> _Brief_
Reproduce the text of all the records below word for word, leaving out the pictures.

## Start Material supplied

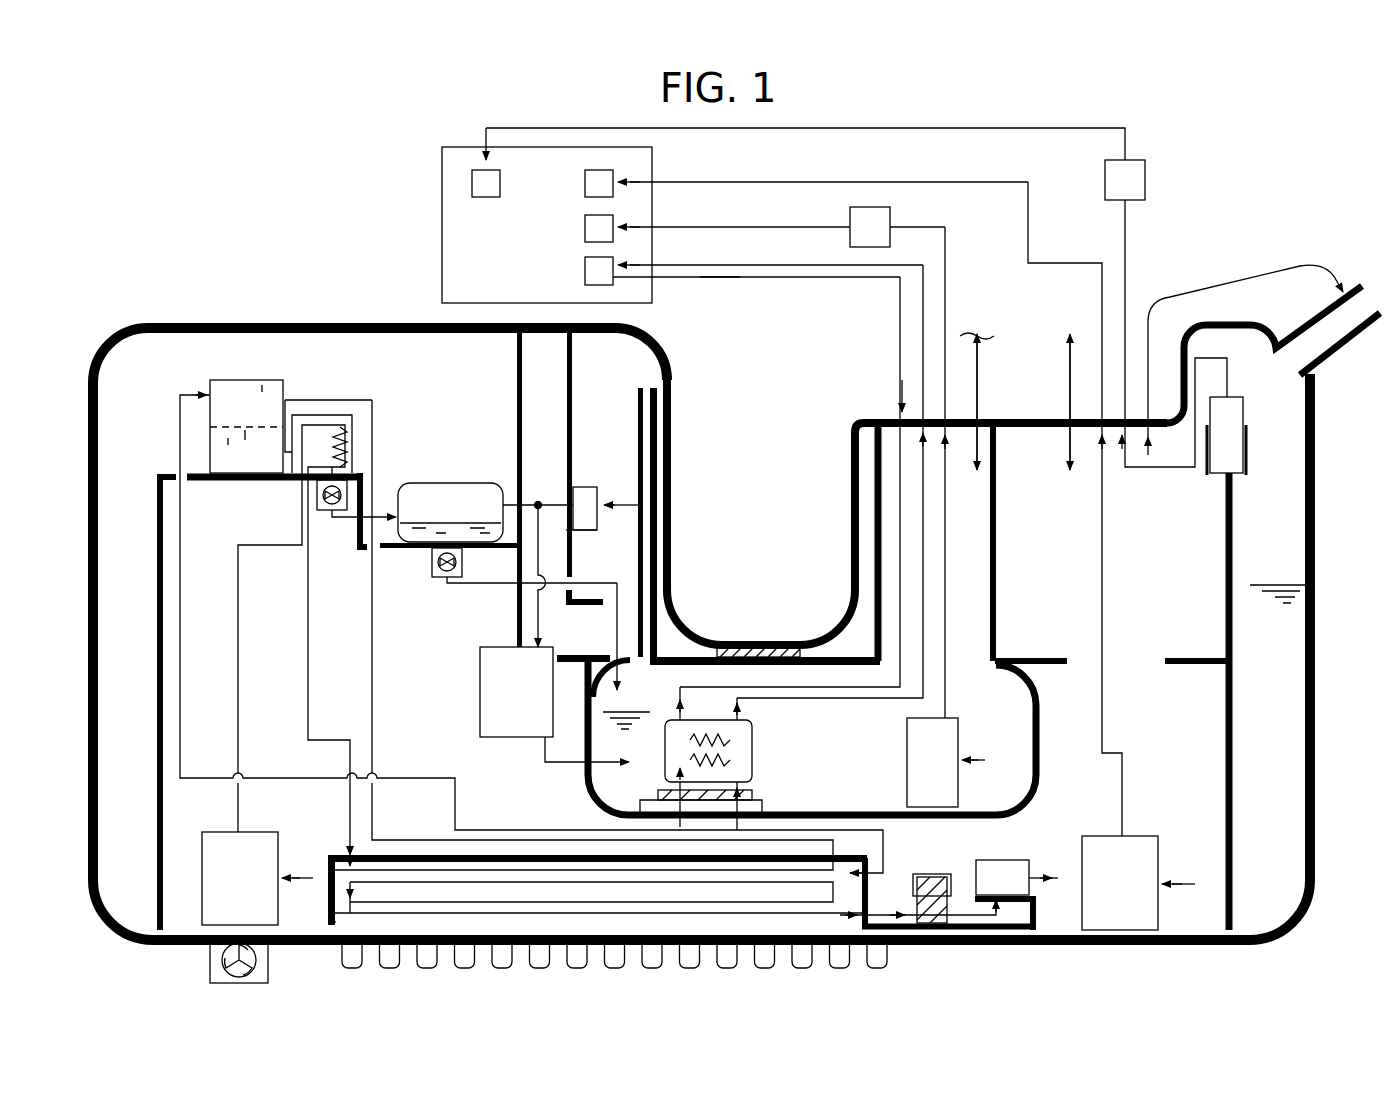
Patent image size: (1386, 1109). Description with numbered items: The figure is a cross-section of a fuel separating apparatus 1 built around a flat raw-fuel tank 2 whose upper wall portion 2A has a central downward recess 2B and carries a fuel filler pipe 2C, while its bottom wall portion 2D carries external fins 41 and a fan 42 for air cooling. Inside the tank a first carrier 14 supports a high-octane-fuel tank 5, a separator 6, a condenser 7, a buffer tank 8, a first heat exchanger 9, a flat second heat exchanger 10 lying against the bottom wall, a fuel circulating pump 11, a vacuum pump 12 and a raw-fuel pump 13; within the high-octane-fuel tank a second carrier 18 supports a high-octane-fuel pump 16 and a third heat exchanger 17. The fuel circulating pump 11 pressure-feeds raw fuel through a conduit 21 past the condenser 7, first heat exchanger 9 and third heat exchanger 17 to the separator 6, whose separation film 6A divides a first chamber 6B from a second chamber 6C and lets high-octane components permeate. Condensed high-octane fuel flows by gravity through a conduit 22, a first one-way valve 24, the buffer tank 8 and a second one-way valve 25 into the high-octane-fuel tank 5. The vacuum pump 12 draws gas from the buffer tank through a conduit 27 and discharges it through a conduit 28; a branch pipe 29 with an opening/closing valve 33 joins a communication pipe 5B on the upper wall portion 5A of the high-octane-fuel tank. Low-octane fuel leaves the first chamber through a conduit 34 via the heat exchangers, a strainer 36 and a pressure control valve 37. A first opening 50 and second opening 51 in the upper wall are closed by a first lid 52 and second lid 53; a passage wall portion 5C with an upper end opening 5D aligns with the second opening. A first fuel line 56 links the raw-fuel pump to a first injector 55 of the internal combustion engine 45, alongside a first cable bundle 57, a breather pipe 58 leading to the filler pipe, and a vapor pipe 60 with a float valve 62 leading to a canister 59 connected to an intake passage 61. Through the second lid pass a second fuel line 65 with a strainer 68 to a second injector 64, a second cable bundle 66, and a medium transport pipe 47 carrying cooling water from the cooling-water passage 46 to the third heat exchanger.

The fuel separating apparatus 1 is at (146, 290).
The raw-fuel tank 2 is at (1319, 562).
The upper wall portion 2A is at (880, 417).
The recess 2B is at (738, 642).
The fuel filler pipe 2C is at (1325, 352).
The bottom wall portion 2D is at (1032, 934).
The high-octane-fuel tank 5 is at (1040, 797).
The upper wall portion 5A is at (830, 652).
The communication pipe 5B is at (660, 445).
The passage wall portion 5C is at (873, 560).
The upper end opening 5D is at (851, 464).
The separator 6 is at (287, 378).
The separation film 6A is at (245, 437).
The first chamber 6B is at (262, 390).
The second chamber 6C is at (228, 440).
The condenser 7 is at (355, 418).
The buffer tank 8 is at (437, 486).
The first heat exchanger 9 is at (330, 862).
The second heat exchanger 10 is at (338, 928).
The fuel circulating pump 11 is at (222, 830).
The vacuum pump 12 is at (478, 672).
The raw-fuel pump 13 is at (1160, 850).
The first carrier 14 is at (156, 710).
The high-octane-fuel pump 16 is at (905, 765).
The third heat exchanger 17 is at (752, 743).
The second carrier 18 is at (786, 810).
The conduit 21 is at (176, 418).
The conduit 22 is at (336, 522).
The first one-way valve 24 is at (348, 490).
The second one-way valve 25 is at (431, 565).
The conduit 27 is at (543, 620).
The conduit 28 is at (552, 768).
The branch pipe 29 is at (543, 498).
The opening/closing valve 33 is at (590, 486).
The conduit 34 is at (374, 720).
The strainer 36 is at (934, 875).
The pressure control valve 37 is at (993, 860).
The fins 41 is at (890, 955).
The fan 42 is at (208, 965).
The internal combustion engine 45 is at (440, 244).
The cooling-water passage 46 is at (583, 272).
The medium transport pipe 47 is at (718, 280).
The first opening 50 is at (1064, 446).
The second opening 51 is at (975, 412).
The first lid 52 is at (1073, 415).
The second lid 53 is at (972, 412).
The first injector 55 is at (583, 184).
The first fuel line 56 is at (1105, 592).
The first cable bundle 57 is at (1066, 400).
The breather pipe 58 is at (1236, 288).
The canister 59 is at (1148, 186).
The vapor pipe 60 is at (1130, 242).
The intake passage 61 is at (470, 185).
The float valve 62 is at (1246, 415).
The second injector 64 is at (583, 230).
The second fuel line 65 is at (988, 592).
The second cable bundle 66 is at (985, 350).
The strainer 68 is at (892, 210).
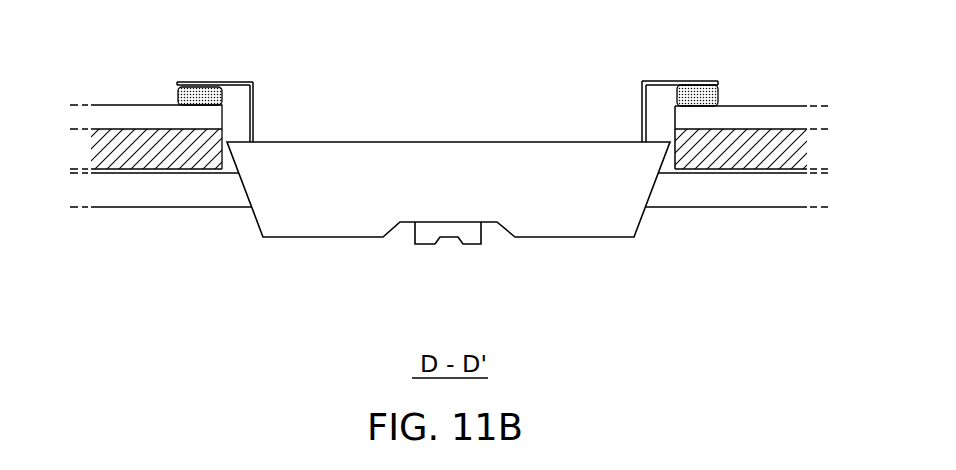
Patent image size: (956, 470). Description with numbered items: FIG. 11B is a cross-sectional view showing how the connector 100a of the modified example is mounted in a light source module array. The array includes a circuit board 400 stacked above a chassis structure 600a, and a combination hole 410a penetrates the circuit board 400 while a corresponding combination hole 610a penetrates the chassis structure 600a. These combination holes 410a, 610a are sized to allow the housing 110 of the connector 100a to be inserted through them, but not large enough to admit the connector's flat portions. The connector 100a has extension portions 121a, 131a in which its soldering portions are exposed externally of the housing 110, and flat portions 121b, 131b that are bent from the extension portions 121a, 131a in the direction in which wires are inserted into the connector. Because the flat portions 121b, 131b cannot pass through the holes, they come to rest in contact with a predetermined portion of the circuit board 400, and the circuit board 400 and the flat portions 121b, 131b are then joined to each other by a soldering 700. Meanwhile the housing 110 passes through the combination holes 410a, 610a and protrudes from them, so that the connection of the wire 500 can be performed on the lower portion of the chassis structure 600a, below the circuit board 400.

The housing 110 is at (457, 155).
The connector 100a is at (462, 263).
The circuit board 400 is at (786, 107).
The combination hole 410a is at (672, 110).
The chassis structure 600a is at (762, 158).
The combination hole 610a is at (665, 174).
The wire 500 is at (152, 194).
The extension portion 121a is at (257, 91).
The flat portion 121b is at (229, 82).
The extension portion 131a is at (640, 91).
The flat portion 131b is at (688, 81).
The soldering 700 is at (177, 93).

## End Material supplied

> _Correct result_
Patent image size: (1386, 1109). Description with numbered items: The figure is a cross-section of a fuel separating apparatus 1 built around a flat raw-fuel tank 2 whose upper wall portion 2A has a central downward recess 2B and carries a fuel filler pipe 2C, while its bottom wall portion 2D carries external fins 41 and a fan 42 for air cooling. Inside the tank a first carrier 14 supports a high-octane-fuel tank 5, a separator 6, a condenser 7, a buffer tank 8, a first heat exchanger 9, a flat second heat exchanger 10 lying against the bottom wall, a fuel circulating pump 11, a vacuum pump 12 and a raw-fuel pump 13; within the high-octane-fuel tank a second carrier 18 supports a high-octane-fuel pump 16 and a third heat exchanger 17. The fuel circulating pump 11 pressure-feeds raw fuel through a conduit 21 past the condenser 7, first heat exchanger 9 and third heat exchanger 17 to the separator 6, whose separation film 6A divides a first chamber 6B from a second chamber 6C and lets high-octane components permeate. Condensed high-octane fuel flows by gravity through a conduit 22, a first one-way valve 24, the buffer tank 8 and a second one-way valve 25 into the high-octane-fuel tank 5. The vacuum pump 12 draws gas from the buffer tank through a conduit 27 and discharges it through a conduit 28; a branch pipe 29 with an opening/closing valve 33 joins a communication pipe 5B on the upper wall portion 5A of the high-octane-fuel tank. Low-octane fuel leaves the first chamber through a conduit 34 via the heat exchangers, a strainer 36 and a pressure control valve 37. A first opening 50 and second opening 51 in the upper wall are closed by a first lid 52 and second lid 53; a passage wall portion 5C with an upper end opening 5D aligns with the second opening. A first fuel line 56 links the raw-fuel pump to a first injector 55 of the internal combustion engine 45, alongside a first cable bundle 57, a breather pipe 58 leading to the filler pipe, and a vapor pipe 60 with a float valve 62 leading to a canister 59 connected to an intake passage 61. Through the second lid pass a second fuel line 65 with a strainer 68 to a second injector 64, a second cable bundle 66, and a medium transport pipe 47 carrying cooling water from the cooling-water passage 46 to the third heat exchanger.

The fuel separating apparatus 1 is at (146, 290).
The raw-fuel tank 2 is at (1319, 562).
The upper wall portion 2A is at (880, 417).
The recess 2B is at (738, 642).
The fuel filler pipe 2C is at (1325, 352).
The bottom wall portion 2D is at (1032, 934).
The high-octane-fuel tank 5 is at (1040, 797).
The upper wall portion 5A is at (830, 652).
The communication pipe 5B is at (660, 445).
The passage wall portion 5C is at (873, 560).
The upper end opening 5D is at (851, 464).
The separator 6 is at (287, 378).
The separation film 6A is at (245, 437).
The first chamber 6B is at (262, 390).
The second chamber 6C is at (228, 440).
The condenser 7 is at (355, 418).
The buffer tank 8 is at (437, 486).
The first heat exchanger 9 is at (330, 862).
The second heat exchanger 10 is at (338, 928).
The fuel circulating pump 11 is at (222, 830).
The vacuum pump 12 is at (478, 672).
The raw-fuel pump 13 is at (1160, 850).
The first carrier 14 is at (156, 710).
The high-octane-fuel pump 16 is at (905, 765).
The third heat exchanger 17 is at (752, 743).
The second carrier 18 is at (786, 810).
The conduit 21 is at (176, 418).
The conduit 22 is at (336, 522).
The first one-way valve 24 is at (348, 490).
The second one-way valve 25 is at (431, 565).
The conduit 27 is at (543, 620).
The conduit 28 is at (552, 768).
The branch pipe 29 is at (543, 498).
The opening/closing valve 33 is at (590, 486).
The conduit 34 is at (374, 720).
The strainer 36 is at (934, 875).
The pressure control valve 37 is at (993, 860).
The fins 41 is at (890, 955).
The fan 42 is at (208, 965).
The internal combustion engine 45 is at (440, 244).
The cooling-water passage 46 is at (583, 272).
The medium transport pipe 47 is at (718, 280).
The first opening 50 is at (1064, 446).
The second opening 51 is at (975, 412).
The first lid 52 is at (1073, 415).
The second lid 53 is at (972, 412).
The first injector 55 is at (583, 184).
The first fuel line 56 is at (1105, 592).
The first cable bundle 57 is at (1066, 400).
The breather pipe 58 is at (1236, 288).
The canister 59 is at (1148, 186).
The vapor pipe 60 is at (1130, 242).
The intake passage 61 is at (470, 185).
The float valve 62 is at (1246, 415).
The second injector 64 is at (583, 230).
The second fuel line 65 is at (988, 592).
The second cable bundle 66 is at (985, 350).
The strainer 68 is at (892, 210).
Patent image size: (956, 470). Description with numbered items: FIG. 11B is a cross-sectional view showing how the connector 100a of the modified example is mounted in a light source module array. The array includes a circuit board 400 stacked above a chassis structure 600a, and a combination hole 410a penetrates the circuit board 400 while a corresponding combination hole 610a penetrates the chassis structure 600a. These combination holes 410a, 610a are sized to allow the housing 110 of the connector 100a to be inserted through them, but not large enough to admit the connector's flat portions. The connector 100a has extension portions 121a, 131a in which its soldering portions are exposed externally of the housing 110, and flat portions 121b, 131b that are bent from the extension portions 121a, 131a in the direction in which wires are inserted into the connector. Because the flat portions 121b, 131b cannot pass through the holes, they come to rest in contact with a predetermined portion of the circuit board 400, and the circuit board 400 and the flat portions 121b, 131b are then joined to each other by a soldering 700. Meanwhile the housing 110 passes through the combination holes 410a, 610a and protrudes from them, so that the connection of the wire 500 can be performed on the lower portion of the chassis structure 600a, below the circuit board 400.

The housing 110 is at (457, 155).
The connector 100a is at (462, 263).
The circuit board 400 is at (786, 107).
The combination hole 410a is at (672, 110).
The chassis structure 600a is at (762, 158).
The combination hole 610a is at (665, 174).
The wire 500 is at (152, 194).
The extension portion 121a is at (257, 91).
The flat portion 121b is at (229, 82).
The extension portion 131a is at (640, 91).
The flat portion 131b is at (688, 81).
The soldering 700 is at (177, 93).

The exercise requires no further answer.